Written request> Give the lines of the data from the line with "- server-icon: [1197, 296, 1315, 464]" up to and including the line with "- tab-bar: Exhibit" as a numbered list, leaving out any blank lines.

****

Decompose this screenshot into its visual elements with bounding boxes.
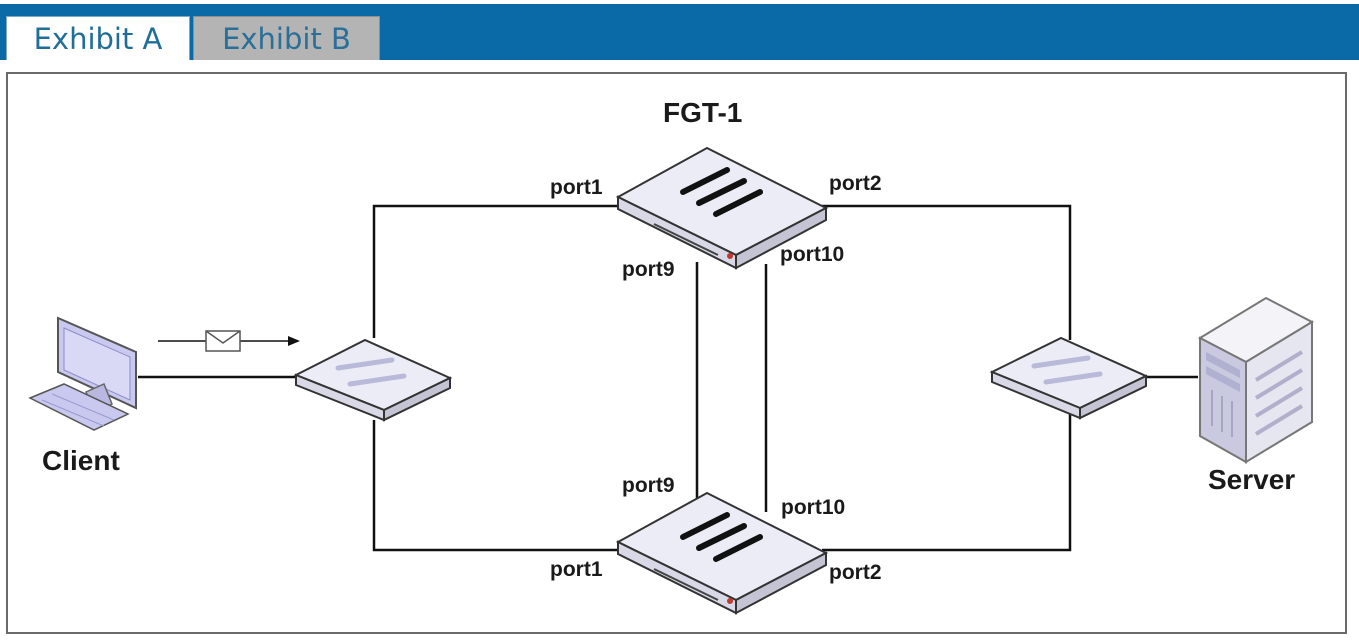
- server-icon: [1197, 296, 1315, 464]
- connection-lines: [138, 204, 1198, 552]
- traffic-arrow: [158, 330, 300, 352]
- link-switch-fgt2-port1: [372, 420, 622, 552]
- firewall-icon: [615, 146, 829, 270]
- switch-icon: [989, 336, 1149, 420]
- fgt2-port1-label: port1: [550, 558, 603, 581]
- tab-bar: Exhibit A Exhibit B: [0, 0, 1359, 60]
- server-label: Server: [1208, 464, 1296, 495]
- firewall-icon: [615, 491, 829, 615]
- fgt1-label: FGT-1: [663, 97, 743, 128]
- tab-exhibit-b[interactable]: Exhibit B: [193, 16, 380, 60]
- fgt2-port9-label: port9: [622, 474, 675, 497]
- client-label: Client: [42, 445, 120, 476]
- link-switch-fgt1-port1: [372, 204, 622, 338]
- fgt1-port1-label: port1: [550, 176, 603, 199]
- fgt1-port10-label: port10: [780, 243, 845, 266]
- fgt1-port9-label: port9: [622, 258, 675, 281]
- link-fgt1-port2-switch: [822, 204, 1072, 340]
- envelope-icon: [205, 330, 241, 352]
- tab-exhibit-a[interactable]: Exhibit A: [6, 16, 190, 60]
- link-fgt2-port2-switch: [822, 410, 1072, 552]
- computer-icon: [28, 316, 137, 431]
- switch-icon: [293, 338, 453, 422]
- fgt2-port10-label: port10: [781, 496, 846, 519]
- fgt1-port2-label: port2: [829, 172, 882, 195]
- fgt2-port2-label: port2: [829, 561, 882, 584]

****

Output below>
1. - server-icon: [1197, 296, 1315, 464]
2. - connection-lines: [138, 204, 1198, 552]
3. - traffic-arrow: [158, 330, 300, 352]
4. - link-switch-fgt2-port1: [372, 420, 622, 552]
5. - firewall-icon: [615, 146, 829, 270]
6. - switch-icon: [989, 336, 1149, 420]
7. - fgt2-port1-label: port1: [550, 558, 603, 581]
8. - tab-bar: Exhibit A Exhibit B: [0, 0, 1359, 60]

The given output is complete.